Problem statement: Return the lines where the word "xlabel" occurs.

Dataset content:
------------------------------
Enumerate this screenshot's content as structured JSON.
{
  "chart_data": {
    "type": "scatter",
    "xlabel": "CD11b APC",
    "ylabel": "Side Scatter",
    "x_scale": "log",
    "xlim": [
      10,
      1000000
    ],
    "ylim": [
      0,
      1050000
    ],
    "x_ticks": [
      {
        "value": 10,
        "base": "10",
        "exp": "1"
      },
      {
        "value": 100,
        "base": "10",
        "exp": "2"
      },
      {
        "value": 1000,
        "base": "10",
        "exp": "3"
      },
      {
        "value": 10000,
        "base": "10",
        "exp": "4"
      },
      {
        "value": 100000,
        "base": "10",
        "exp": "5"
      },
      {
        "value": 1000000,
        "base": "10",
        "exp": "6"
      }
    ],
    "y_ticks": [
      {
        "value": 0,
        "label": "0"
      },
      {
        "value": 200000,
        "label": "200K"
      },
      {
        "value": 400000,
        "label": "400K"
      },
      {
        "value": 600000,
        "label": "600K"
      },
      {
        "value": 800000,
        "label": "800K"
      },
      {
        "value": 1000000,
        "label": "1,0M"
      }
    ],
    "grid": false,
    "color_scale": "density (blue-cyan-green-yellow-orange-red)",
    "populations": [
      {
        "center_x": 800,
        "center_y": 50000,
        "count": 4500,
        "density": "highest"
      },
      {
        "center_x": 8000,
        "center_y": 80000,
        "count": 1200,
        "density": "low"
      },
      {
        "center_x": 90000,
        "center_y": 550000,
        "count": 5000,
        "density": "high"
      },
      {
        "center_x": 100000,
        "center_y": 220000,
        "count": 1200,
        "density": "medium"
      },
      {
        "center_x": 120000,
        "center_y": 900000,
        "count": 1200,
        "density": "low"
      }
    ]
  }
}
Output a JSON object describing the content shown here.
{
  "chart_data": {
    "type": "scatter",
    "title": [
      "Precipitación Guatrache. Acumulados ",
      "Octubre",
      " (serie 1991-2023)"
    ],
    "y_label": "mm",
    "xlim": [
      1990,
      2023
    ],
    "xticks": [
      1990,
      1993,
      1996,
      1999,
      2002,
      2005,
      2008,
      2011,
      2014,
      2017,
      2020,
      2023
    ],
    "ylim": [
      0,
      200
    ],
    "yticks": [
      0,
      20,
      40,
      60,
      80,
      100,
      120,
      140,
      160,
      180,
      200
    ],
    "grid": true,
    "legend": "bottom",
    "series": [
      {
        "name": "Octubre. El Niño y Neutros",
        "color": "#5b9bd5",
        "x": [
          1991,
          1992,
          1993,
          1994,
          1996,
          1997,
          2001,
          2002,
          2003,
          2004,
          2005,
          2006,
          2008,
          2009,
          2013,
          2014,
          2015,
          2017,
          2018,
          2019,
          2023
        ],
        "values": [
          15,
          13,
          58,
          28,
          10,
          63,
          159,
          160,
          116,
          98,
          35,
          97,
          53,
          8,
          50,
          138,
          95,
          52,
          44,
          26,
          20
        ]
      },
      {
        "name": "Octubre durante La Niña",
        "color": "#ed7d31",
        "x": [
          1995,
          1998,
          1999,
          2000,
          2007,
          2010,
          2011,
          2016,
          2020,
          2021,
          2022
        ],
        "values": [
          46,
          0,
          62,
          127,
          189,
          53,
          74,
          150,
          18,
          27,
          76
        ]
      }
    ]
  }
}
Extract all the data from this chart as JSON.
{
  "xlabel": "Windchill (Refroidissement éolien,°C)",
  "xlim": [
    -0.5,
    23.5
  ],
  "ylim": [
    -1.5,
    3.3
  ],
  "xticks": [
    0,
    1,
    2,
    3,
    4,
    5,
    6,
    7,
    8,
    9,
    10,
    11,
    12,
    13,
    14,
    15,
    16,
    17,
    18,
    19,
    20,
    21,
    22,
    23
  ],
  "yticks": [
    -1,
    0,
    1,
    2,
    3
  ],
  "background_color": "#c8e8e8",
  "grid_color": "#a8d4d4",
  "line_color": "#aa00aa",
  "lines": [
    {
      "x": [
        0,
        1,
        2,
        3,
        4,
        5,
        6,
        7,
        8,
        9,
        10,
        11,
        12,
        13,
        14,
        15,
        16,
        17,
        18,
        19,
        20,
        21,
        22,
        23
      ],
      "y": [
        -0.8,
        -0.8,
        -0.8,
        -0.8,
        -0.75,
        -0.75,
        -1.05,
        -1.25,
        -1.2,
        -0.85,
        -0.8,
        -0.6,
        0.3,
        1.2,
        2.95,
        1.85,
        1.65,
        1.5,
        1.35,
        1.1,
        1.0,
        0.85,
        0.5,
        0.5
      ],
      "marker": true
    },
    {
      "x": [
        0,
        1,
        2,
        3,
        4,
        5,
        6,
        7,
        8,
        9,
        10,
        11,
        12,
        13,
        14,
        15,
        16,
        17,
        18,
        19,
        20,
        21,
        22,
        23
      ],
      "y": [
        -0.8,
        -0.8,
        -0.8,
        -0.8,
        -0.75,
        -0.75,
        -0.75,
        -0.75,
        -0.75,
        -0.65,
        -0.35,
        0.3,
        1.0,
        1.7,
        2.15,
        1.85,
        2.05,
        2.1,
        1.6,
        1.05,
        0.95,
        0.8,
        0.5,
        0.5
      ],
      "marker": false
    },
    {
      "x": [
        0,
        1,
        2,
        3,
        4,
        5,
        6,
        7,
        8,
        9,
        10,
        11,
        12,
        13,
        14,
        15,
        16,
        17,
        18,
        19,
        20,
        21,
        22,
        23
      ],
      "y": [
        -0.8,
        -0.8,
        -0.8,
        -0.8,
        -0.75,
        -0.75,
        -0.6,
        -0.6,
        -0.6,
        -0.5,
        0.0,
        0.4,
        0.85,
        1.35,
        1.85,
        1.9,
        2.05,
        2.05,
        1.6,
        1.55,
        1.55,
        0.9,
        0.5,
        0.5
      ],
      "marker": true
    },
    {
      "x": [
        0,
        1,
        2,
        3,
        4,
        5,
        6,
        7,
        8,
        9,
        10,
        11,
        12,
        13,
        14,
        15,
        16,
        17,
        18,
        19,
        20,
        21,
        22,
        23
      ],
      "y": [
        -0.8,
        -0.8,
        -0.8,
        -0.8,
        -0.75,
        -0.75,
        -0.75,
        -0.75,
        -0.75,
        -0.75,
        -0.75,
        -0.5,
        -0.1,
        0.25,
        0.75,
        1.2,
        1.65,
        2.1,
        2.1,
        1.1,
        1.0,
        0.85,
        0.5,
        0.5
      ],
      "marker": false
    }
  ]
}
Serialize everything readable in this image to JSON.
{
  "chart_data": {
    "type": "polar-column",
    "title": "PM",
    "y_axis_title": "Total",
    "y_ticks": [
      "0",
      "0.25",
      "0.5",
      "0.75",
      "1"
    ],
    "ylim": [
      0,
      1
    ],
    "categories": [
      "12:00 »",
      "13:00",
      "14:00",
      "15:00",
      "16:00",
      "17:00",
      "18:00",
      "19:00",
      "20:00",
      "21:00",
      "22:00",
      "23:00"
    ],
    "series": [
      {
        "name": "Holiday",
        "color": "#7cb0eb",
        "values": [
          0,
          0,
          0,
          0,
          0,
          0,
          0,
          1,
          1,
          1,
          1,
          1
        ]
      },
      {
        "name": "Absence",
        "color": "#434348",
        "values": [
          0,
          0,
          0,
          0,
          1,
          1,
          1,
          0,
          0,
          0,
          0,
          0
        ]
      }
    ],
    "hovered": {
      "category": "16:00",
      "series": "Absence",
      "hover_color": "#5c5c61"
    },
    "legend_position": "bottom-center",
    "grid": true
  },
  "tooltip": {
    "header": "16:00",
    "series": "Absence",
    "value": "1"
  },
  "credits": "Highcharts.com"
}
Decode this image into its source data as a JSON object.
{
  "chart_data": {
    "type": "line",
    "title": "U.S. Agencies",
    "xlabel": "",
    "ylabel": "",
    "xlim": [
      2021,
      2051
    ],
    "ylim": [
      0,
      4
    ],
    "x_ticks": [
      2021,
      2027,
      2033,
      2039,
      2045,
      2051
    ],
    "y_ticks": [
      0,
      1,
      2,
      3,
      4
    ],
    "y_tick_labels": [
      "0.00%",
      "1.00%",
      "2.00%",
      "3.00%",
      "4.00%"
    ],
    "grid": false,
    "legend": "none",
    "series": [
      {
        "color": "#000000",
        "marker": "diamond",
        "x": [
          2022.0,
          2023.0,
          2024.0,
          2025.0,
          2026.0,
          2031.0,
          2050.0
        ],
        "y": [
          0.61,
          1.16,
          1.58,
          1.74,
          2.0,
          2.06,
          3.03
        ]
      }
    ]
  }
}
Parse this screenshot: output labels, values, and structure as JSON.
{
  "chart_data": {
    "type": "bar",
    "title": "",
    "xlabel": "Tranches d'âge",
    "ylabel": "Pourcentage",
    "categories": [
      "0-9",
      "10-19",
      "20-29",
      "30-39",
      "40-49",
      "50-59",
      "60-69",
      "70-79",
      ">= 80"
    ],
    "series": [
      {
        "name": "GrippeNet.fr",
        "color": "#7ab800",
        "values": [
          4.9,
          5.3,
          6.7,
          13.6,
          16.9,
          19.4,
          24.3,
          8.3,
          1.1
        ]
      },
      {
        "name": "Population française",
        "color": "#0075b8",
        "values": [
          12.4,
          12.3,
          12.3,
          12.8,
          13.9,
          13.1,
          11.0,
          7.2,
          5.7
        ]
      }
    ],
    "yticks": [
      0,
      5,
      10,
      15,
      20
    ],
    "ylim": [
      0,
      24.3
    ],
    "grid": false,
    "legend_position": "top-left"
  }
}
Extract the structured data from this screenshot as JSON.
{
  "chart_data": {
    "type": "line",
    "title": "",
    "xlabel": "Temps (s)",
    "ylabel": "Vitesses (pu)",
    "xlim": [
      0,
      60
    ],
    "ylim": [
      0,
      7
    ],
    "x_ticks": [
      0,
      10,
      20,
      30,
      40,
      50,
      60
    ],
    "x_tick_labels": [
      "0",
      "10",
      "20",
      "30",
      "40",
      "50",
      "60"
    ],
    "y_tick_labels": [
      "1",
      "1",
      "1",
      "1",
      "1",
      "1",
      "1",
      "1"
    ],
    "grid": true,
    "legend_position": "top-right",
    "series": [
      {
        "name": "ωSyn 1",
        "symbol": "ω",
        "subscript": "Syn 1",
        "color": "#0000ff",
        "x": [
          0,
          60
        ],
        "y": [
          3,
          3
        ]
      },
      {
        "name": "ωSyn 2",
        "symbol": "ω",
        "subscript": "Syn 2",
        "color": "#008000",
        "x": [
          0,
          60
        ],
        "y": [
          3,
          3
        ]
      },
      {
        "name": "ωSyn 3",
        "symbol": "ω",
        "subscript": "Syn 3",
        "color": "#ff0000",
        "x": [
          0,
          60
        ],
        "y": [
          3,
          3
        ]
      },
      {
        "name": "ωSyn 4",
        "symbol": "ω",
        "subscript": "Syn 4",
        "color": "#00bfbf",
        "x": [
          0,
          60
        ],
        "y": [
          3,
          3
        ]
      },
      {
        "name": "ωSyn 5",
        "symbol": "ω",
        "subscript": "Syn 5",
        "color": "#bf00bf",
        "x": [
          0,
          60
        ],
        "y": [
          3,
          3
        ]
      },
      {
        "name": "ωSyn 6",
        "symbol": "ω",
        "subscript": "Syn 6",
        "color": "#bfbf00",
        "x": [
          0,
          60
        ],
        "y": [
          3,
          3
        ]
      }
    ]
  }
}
------------------------------
Solution below:
    "xlabel": "CD11b APC",
  "xlabel": "Windchill (Refroidissement éolien,°C)",
    "xlabel": "",
    "xlabel": "Tranches d'âge",
    "xlabel": "Temps (s)",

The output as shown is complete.